--- RECORDS SUPPLIED ---
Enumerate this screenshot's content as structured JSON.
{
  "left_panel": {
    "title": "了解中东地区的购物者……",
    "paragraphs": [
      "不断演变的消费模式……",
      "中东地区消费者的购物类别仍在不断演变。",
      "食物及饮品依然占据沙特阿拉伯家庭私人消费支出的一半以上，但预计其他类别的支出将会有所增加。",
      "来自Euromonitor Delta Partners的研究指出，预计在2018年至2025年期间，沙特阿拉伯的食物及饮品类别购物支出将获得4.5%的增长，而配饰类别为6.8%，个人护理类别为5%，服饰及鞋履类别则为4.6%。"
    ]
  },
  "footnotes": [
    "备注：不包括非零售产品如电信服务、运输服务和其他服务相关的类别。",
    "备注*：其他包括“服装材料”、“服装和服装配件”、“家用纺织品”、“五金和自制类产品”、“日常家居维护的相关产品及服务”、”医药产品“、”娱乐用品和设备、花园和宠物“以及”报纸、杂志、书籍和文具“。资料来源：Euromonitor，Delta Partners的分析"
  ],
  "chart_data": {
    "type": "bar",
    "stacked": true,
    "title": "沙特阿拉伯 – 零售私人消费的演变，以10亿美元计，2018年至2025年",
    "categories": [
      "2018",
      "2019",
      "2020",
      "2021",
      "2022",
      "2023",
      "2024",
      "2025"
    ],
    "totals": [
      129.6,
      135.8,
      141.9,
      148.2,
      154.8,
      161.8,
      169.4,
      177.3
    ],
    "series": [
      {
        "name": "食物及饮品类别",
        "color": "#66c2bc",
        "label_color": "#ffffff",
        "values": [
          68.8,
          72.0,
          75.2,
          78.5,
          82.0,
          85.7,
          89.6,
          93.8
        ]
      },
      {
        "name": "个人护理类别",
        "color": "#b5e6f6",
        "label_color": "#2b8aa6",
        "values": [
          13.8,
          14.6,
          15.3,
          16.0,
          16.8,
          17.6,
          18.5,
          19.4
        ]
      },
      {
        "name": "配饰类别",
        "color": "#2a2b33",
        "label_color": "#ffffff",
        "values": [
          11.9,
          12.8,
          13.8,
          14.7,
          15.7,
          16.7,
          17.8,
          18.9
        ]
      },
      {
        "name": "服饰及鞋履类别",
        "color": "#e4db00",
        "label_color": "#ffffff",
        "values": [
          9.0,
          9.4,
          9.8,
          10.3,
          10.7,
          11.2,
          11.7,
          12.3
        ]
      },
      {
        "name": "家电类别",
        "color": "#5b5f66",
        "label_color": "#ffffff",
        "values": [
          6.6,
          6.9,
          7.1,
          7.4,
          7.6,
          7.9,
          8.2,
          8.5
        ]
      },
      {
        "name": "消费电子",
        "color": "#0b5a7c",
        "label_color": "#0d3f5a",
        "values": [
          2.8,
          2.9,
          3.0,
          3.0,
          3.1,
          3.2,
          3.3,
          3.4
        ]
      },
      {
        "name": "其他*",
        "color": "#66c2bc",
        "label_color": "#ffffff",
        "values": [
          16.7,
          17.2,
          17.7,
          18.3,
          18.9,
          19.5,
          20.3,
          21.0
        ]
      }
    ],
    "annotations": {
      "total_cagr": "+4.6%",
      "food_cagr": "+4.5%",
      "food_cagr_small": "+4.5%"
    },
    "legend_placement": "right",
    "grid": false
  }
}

--- WHAT IS REQUIRED ---
Select from the material above each line in which the string "Delta" appears, and list those lines.

--- CORRECT ANSWER ---
      "来自Euromonitor Delta Partners的研究指出，预计在2018年至2025年期间，沙特阿拉伯的食物及饮品类别购物支出将获得4.5%的增长，而配饰类别为6.8%，个人护理类别为5%，服饰及鞋履类别则为4.6%。"
    "备注*：其他包括“服装材料”、“服装和服装配件”、“家用纺织品”、“五金和自制类产品”、“日常家居维护的相关产品及服务”、”医药产品“、”娱乐用品和设备、花园和宠物“以及”报纸、杂志、书籍和文具“。资料来源：Euromonitor，Delta Partners的分析"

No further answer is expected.